→ **Problem details**:
Count the lines in the material below that contain the string "study". Reply with the number alone.

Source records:
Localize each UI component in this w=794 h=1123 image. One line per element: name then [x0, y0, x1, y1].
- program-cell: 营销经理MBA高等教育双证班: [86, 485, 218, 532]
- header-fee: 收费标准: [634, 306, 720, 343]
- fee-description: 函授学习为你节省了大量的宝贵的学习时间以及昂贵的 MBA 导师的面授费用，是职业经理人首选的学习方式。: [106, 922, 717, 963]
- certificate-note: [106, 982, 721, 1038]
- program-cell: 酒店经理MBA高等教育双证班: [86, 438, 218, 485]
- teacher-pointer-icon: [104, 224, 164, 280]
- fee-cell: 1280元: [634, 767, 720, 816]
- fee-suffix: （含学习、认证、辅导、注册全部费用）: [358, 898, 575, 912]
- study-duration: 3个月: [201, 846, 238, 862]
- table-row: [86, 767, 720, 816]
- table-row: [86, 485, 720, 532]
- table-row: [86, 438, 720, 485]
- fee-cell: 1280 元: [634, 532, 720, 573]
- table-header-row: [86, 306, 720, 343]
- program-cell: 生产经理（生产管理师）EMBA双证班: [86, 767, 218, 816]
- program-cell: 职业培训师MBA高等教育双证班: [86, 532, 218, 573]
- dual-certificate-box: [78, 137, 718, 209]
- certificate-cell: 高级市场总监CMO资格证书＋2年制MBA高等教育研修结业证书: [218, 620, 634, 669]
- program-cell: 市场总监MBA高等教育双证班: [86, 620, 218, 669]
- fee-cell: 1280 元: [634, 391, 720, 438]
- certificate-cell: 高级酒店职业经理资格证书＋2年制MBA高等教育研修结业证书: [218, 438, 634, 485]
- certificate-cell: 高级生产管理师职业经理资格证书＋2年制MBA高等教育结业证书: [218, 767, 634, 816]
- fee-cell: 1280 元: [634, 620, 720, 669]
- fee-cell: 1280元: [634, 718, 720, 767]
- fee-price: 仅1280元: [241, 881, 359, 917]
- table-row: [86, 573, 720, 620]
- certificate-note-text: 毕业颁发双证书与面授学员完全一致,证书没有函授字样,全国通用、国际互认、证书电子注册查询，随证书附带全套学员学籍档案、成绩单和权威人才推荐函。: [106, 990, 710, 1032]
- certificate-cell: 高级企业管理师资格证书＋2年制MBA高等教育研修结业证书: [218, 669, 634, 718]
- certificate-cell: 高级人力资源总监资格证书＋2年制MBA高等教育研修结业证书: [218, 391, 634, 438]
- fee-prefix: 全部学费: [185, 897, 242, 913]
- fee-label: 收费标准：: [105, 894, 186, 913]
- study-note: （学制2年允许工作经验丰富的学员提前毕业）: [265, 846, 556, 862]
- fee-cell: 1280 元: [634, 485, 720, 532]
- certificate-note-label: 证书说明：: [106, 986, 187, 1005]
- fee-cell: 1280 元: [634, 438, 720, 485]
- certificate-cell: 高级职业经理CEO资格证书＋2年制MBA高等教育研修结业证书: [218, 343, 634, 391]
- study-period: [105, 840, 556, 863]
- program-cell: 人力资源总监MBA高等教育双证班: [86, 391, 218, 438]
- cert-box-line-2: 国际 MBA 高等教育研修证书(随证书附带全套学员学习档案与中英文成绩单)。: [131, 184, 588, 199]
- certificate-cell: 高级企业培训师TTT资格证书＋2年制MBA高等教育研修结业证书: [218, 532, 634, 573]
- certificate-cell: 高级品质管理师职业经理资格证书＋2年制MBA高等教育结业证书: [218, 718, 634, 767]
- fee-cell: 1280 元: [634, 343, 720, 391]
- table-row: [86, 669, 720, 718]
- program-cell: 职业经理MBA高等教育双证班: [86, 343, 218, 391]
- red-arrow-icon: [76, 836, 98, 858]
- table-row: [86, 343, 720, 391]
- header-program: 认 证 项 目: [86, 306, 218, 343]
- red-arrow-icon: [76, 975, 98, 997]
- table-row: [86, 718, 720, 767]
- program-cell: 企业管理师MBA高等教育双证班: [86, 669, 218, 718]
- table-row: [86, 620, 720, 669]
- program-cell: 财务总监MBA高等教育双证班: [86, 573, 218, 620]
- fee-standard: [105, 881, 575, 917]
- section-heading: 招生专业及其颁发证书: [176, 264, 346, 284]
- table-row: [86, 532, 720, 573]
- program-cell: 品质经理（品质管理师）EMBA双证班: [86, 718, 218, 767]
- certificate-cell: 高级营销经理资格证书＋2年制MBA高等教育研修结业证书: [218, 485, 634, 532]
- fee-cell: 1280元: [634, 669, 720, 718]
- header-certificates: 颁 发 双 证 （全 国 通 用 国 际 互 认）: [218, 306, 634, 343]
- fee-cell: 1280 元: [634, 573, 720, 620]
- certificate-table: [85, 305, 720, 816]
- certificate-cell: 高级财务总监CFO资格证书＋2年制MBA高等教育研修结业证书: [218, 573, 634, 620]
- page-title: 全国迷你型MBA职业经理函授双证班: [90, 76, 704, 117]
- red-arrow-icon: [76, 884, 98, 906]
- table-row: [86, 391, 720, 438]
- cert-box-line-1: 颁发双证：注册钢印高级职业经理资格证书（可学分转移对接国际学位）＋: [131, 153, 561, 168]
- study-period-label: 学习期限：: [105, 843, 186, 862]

→ **Right answer**:
4